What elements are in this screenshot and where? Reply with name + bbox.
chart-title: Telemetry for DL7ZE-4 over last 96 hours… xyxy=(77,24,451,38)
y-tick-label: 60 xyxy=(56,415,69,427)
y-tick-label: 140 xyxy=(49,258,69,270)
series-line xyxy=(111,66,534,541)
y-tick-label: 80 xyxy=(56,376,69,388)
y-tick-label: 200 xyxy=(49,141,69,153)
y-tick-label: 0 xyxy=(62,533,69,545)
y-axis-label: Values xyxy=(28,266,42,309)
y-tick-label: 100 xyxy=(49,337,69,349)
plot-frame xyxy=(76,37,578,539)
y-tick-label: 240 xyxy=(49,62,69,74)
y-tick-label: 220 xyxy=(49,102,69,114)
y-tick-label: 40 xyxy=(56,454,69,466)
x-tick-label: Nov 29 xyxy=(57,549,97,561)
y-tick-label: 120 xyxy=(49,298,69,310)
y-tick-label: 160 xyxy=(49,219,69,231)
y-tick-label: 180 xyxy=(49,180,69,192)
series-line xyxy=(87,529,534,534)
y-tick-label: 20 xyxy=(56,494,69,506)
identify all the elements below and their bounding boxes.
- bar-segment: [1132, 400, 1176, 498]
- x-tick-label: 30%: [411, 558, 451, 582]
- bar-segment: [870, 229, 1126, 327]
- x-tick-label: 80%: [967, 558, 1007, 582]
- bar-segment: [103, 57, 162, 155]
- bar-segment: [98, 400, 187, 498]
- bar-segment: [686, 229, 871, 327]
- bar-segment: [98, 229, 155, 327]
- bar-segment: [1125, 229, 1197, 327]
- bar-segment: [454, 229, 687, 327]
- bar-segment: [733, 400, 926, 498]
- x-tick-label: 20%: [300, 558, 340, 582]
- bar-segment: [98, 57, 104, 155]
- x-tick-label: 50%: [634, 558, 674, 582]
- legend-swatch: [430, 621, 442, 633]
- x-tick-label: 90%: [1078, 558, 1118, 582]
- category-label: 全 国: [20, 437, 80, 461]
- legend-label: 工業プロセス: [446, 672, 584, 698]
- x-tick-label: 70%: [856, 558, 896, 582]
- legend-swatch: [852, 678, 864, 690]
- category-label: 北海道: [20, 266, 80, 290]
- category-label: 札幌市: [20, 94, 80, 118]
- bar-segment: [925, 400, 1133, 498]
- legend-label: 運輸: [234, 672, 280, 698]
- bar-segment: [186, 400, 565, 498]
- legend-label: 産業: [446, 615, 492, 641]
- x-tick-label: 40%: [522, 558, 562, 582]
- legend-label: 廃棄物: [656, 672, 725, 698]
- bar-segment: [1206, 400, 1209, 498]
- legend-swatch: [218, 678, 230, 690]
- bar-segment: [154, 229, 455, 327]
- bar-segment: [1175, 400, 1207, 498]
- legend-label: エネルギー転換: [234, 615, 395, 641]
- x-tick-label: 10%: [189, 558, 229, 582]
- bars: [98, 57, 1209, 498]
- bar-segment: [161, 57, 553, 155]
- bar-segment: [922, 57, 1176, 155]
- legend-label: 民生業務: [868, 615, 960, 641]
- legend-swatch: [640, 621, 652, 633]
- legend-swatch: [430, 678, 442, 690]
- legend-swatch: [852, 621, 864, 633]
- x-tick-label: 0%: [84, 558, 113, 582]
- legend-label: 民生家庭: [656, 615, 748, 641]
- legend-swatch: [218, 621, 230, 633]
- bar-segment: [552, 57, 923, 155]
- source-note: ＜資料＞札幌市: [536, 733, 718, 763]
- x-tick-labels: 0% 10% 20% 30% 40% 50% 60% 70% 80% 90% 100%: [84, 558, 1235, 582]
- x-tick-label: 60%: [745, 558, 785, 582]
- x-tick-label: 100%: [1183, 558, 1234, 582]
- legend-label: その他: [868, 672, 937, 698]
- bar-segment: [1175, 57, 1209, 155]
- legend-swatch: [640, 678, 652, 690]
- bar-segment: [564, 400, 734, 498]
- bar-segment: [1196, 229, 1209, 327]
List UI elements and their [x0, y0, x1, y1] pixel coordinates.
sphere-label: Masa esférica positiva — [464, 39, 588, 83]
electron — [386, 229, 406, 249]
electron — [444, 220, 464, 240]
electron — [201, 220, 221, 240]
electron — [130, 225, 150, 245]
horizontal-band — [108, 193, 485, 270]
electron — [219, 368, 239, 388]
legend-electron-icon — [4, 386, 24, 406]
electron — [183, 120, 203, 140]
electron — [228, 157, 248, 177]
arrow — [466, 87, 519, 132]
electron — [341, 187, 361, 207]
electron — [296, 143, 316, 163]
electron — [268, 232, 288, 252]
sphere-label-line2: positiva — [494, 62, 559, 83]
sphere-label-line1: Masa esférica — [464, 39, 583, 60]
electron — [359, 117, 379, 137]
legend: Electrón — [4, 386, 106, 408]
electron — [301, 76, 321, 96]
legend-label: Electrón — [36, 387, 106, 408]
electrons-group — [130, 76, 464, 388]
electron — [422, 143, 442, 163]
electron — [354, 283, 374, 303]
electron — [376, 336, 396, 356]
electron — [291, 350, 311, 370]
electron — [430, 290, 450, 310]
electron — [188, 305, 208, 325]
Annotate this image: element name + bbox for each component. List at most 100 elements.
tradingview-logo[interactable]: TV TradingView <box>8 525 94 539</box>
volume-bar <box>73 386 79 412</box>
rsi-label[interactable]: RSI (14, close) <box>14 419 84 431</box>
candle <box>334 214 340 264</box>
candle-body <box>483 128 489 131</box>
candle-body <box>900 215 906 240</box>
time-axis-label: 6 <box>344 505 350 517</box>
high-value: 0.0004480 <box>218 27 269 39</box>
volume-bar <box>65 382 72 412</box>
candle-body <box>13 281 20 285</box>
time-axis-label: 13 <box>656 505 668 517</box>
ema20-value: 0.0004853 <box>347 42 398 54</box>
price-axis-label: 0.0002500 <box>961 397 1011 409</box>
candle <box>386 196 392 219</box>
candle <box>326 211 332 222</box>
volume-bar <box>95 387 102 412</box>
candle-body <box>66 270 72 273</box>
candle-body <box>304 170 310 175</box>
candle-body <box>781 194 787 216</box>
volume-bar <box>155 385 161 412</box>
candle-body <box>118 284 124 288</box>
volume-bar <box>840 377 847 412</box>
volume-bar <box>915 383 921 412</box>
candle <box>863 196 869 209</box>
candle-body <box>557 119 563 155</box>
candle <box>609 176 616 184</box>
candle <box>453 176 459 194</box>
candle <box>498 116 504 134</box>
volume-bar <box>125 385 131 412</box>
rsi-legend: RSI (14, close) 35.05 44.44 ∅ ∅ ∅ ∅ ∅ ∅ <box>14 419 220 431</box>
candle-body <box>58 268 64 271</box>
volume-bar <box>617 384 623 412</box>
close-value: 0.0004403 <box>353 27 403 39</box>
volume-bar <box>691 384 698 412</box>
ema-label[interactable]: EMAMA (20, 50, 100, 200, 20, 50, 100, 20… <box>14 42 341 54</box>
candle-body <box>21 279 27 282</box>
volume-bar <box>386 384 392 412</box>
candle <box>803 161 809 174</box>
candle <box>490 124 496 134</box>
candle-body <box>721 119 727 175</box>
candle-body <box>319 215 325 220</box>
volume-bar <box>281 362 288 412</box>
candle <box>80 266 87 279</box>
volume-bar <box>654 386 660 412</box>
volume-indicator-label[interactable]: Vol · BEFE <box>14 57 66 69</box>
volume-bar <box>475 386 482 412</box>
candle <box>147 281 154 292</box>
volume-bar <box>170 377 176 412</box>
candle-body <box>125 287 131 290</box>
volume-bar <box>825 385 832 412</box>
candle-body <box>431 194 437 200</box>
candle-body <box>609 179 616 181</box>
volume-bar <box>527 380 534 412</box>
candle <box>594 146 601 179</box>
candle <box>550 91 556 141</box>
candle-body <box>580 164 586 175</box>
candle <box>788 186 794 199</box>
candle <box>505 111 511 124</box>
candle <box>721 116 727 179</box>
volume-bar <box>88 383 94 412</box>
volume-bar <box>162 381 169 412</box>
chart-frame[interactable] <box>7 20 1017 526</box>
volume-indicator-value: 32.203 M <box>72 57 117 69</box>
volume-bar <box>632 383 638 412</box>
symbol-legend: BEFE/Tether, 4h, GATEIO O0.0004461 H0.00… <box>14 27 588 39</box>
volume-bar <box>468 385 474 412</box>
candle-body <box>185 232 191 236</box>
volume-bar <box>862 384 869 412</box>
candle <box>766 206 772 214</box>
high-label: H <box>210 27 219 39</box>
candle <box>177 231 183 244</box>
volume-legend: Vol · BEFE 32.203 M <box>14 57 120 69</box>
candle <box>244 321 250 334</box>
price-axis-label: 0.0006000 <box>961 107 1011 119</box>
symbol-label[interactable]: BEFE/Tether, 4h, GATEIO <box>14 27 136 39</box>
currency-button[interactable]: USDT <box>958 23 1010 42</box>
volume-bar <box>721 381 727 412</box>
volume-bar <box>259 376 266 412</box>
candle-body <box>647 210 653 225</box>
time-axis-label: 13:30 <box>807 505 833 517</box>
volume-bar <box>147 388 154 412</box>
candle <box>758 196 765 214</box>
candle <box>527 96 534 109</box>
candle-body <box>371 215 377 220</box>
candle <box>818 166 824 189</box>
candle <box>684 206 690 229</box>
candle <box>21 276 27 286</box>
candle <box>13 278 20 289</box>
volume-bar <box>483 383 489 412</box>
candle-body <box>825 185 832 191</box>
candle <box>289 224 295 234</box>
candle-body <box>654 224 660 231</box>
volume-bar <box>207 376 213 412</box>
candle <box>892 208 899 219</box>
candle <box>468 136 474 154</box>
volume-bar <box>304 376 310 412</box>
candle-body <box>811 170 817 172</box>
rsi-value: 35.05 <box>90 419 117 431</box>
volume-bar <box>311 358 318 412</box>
● ● ● ●
## Task instructions
Starting at the first line of the items and ending at the line that contains "y-tick-label: 220 xyxy=(49,102,69,114)", with both ends included, output those lines as a numbered list with blank lines omitted.

## Expected answer
1. What elements are in this screenshot and where? Reply with name + bbox.
2. chart-title: Telemetry for DL7ZE-4 over last 96 hours… xyxy=(77,24,451,38)
3. y-tick-label: 60 xyxy=(56,415,69,427)
4. y-tick-label: 140 xyxy=(49,258,69,270)
5. series-line xyxy=(111,66,534,541)
6. y-tick-label: 80 xyxy=(56,376,69,388)
7. y-tick-label: 200 xyxy=(49,141,69,153)
8. y-tick-label: 0 xyxy=(62,533,69,545)
9. y-axis-label: Values xyxy=(28,266,42,309)
10. y-tick-label: 100 xyxy=(49,337,69,349)
11. plot-frame xyxy=(76,37,578,539)
12. y-tick-label: 240 xyxy=(49,62,69,74)
13. y-tick-label: 220 xyxy=(49,102,69,114)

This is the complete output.